**Required work**:
Will you write out all the entries below exactly?

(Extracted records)
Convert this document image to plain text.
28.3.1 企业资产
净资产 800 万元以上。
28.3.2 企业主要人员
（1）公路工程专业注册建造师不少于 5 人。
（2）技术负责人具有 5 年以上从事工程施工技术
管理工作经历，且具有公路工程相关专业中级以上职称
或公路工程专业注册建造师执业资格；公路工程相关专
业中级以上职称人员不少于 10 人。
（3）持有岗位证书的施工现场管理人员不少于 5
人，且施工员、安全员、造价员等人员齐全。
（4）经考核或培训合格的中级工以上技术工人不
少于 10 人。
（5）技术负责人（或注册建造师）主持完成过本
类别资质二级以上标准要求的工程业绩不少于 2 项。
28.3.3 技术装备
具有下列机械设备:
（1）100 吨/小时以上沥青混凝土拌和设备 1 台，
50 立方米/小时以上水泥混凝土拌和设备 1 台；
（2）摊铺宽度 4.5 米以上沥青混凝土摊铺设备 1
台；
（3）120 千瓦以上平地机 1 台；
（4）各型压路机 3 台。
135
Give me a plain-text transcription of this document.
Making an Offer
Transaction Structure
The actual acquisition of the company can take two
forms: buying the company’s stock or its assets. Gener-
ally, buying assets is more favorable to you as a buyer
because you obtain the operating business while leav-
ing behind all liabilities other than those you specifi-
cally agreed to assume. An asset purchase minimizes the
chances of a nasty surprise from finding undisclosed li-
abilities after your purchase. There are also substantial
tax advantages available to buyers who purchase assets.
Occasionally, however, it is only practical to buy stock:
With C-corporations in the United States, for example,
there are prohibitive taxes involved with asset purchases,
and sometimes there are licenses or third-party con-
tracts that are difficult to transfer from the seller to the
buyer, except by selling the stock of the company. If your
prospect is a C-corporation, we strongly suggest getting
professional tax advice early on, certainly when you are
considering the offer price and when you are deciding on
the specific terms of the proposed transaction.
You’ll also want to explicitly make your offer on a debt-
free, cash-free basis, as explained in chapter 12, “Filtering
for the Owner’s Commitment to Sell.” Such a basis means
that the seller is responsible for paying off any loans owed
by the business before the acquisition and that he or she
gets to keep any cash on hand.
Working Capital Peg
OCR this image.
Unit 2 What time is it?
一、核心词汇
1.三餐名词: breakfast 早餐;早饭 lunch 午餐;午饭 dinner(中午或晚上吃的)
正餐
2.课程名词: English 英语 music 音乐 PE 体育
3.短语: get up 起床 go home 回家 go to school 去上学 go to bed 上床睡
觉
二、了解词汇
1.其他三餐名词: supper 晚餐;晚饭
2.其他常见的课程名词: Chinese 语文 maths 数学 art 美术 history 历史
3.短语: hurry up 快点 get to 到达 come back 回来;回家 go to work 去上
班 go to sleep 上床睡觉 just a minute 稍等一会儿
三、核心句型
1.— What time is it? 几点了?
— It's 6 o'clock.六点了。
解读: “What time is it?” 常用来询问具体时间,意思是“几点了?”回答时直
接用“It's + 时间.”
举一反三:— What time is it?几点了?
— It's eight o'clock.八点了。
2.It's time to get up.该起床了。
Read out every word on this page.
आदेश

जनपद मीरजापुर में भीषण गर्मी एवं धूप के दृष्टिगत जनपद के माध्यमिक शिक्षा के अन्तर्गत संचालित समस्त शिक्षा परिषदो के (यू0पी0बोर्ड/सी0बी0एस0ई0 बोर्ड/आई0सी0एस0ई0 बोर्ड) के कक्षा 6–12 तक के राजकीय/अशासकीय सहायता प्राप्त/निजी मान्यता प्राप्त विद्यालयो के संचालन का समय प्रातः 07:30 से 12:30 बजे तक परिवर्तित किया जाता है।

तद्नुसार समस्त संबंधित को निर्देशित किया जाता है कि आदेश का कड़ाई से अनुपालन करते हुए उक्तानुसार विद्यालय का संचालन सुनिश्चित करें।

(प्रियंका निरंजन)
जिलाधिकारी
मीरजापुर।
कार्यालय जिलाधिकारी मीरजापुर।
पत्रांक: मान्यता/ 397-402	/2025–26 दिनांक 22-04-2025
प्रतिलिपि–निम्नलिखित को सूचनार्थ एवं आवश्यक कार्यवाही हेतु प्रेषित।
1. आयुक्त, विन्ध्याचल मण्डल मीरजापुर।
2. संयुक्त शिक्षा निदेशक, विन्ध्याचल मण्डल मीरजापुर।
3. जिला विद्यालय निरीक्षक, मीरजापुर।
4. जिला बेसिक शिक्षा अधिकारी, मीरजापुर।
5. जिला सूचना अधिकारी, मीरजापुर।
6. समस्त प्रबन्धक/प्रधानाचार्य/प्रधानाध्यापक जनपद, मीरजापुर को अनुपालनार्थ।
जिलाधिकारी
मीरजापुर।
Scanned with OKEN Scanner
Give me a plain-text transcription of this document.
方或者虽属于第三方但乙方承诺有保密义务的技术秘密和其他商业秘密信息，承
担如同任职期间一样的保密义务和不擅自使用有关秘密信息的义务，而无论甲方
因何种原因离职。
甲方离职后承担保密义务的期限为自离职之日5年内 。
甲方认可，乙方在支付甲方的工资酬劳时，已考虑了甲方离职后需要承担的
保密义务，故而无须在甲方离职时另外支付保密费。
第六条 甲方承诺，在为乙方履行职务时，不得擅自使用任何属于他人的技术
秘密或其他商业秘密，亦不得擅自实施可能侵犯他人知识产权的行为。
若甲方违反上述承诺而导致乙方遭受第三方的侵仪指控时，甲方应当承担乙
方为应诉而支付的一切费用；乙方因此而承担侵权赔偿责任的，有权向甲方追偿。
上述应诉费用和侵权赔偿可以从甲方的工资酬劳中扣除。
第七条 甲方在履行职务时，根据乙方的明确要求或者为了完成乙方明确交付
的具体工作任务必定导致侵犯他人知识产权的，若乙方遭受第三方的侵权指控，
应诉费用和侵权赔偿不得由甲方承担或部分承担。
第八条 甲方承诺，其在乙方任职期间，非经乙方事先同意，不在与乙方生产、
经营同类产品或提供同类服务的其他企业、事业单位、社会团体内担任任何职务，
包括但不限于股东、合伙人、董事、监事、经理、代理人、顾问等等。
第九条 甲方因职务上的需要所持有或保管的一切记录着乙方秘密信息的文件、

**Answer to this problem**:
Convert this document image to plain text.
28.3.1 企业资产
净资产 800 万元以上。
28.3.2 企业主要人员
（1）公路工程专业注册建造师不少于 5 人。
（2）技术负责人具有 5 年以上从事工程施工技术
管理工作经历，且具有公路工程相关专业中级以上职称
或公路工程专业注册建造师执业资格；公路工程相关专
业中级以上职称人员不少于 10 人。
（3）持有岗位证书的施工现场管理人员不少于 5
人，且施工员、安全员、造价员等人员齐全。
（4）经考核或培训合格的中级工以上技术工人不
少于 10 人。
（5）技术负责人（或注册建造师）主持完成过本
类别资质二级以上标准要求的工程业绩不少于 2 项。
28.3.3 技术装备
具有下列机械设备:
（1）100 吨/小时以上沥青混凝土拌和设备 1 台，
50 立方米/小时以上水泥混凝土拌和设备 1 台；
（2）摊铺宽度 4.5 米以上沥青混凝土摊铺设备 1
台；
（3）120 千瓦以上平地机 1 台；
（4）各型压路机 3 台。
135
Give me a plain-text transcription of this document.
Making an Offer
Transaction Structure
The actual acquisition of the company can take two
forms: buying the company’s stock or its assets. Gener-
ally, buying assets is more favorable to you as a buyer
because you obtain the operating business while leav-
ing behind all liabilities other than those you specifi-
cally agreed to assume. An asset purchase minimizes the
chances of a nasty surprise from finding undisclosed li-
abilities after your purchase. There are also substantial
tax advantages available to buyers who purchase assets.
Occasionally, however, it is only practical to buy stock:
With C-corporations in the United States, for example,
there are prohibitive taxes involved with asset purchases,
and sometimes there are licenses or third-party con-
tracts that are difficult to transfer from the seller to the
buyer, except by selling the stock of the company. If your
prospect is a C-corporation, we strongly suggest getting
professional tax advice early on, certainly when you are
considering the offer price and when you are deciding on
the specific terms of the proposed transaction.
You’ll also want to explicitly make your offer on a debt-
free, cash-free basis, as explained in chapter 12, “Filtering
for the Owner’s Commitment to Sell.” Such a basis means
that the seller is responsible for paying off any loans owed
by the business before the acquisition and that he or she
gets to keep any cash on hand.
Working Capital Peg
OCR this image.
Unit 2 What time is it?
一、核心词汇
1.三餐名词: breakfast 早餐;早饭 lunch 午餐;午饭 dinner(中午或晚上吃的)
正餐
2.课程名词: English 英语 music 音乐 PE 体育
3.短语: get up 起床 go home 回家 go to school 去上学 go to bed 上床睡
觉
二、了解词汇
1.其他三餐名词: supper 晚餐;晚饭
2.其他常见的课程名词: Chinese 语文 maths 数学 art 美术 history 历史
3.短语: hurry up 快点 get to 到达 come back 回来;回家 go to work 去上
班 go to sleep 上床睡觉 just a minute 稍等一会儿
三、核心句型
1.— What time is it? 几点了?
— It's 6 o'clock.六点了。
解读: “What time is it?” 常用来询问具体时间,意思是“几点了?”回答时直
接用“It's + 时间.”
举一反三:— What time is it?几点了?
— It's eight o'clock.八点了。
2.It's time to get up.该起床了。
Read out every word on this page.
आदेश

जनपद मीरजापुर में भीषण गर्मी एवं धूप के दृष्टिगत जनपद के माध्यमिक शिक्षा के अन्तर्गत संचालित समस्त शिक्षा परिषदो के (यू0पी0बोर्ड/सी0बी0एस0ई0 बोर्ड/आई0सी0एस0ई0 बोर्ड) के कक्षा 6–12 तक के राजकीय/अशासकीय सहायता प्राप्त/निजी मान्यता प्राप्त विद्यालयो के संचालन का समय प्रातः 07:30 से 12:30 बजे तक परिवर्तित किया जाता है।

तद्नुसार समस्त संबंधित को निर्देशित किया जाता है कि आदेश का कड़ाई से अनुपालन करते हुए उक्तानुसार विद्यालय का संचालन सुनिश्चित करें।

(प्रियंका निरंजन)
जिलाधिकारी
मीरजापुर।
कार्यालय जिलाधिकारी मीरजापुर।
पत्रांक: मान्यता/ 397-402	/2025–26 दिनांक 22-04-2025
प्रतिलिपि–निम्नलिखित को सूचनार्थ एवं आवश्यक कार्यवाही हेतु प्रेषित।
1. आयुक्त, विन्ध्याचल मण्डल मीरजापुर।
2. संयुक्त शिक्षा निदेशक, विन्ध्याचल मण्डल मीरजापुर।
3. जिला विद्यालय निरीक्षक, मीरजापुर।
4. जिला बेसिक शिक्षा अधिकारी, मीरजापुर।
5. जिला सूचना अधिकारी, मीरजापुर।
6. समस्त प्रबन्धक/प्रधानाचार्य/प्रधानाध्यापक जनपद, मीरजापुर को अनुपालनार्थ।
जिलाधिकारी
मीरजापुर।
Scanned with OKEN Scanner
Give me a plain-text transcription of this document.
方或者虽属于第三方但乙方承诺有保密义务的技术秘密和其他商业秘密信息，承
担如同任职期间一样的保密义务和不擅自使用有关秘密信息的义务，而无论甲方
因何种原因离职。
甲方离职后承担保密义务的期限为自离职之日5年内 。
甲方认可，乙方在支付甲方的工资酬劳时，已考虑了甲方离职后需要承担的
保密义务，故而无须在甲方离职时另外支付保密费。
第六条 甲方承诺，在为乙方履行职务时，不得擅自使用任何属于他人的技术
秘密或其他商业秘密，亦不得擅自实施可能侵犯他人知识产权的行为。
若甲方违反上述承诺而导致乙方遭受第三方的侵仪指控时，甲方应当承担乙
方为应诉而支付的一切费用；乙方因此而承担侵权赔偿责任的，有权向甲方追偿。
上述应诉费用和侵权赔偿可以从甲方的工资酬劳中扣除。
第七条 甲方在履行职务时，根据乙方的明确要求或者为了完成乙方明确交付
的具体工作任务必定导致侵犯他人知识产权的，若乙方遭受第三方的侵权指控，
应诉费用和侵权赔偿不得由甲方承担或部分承担。
第八条 甲方承诺，其在乙方任职期间，非经乙方事先同意，不在与乙方生产、
经营同类产品或提供同类服务的其他企业、事业单位、社会团体内担任任何职务，
包括但不限于股东、合伙人、董事、监事、经理、代理人、顾问等等。
第九条 甲方因职务上的需要所持有或保管的一切记录着乙方秘密信息的文件、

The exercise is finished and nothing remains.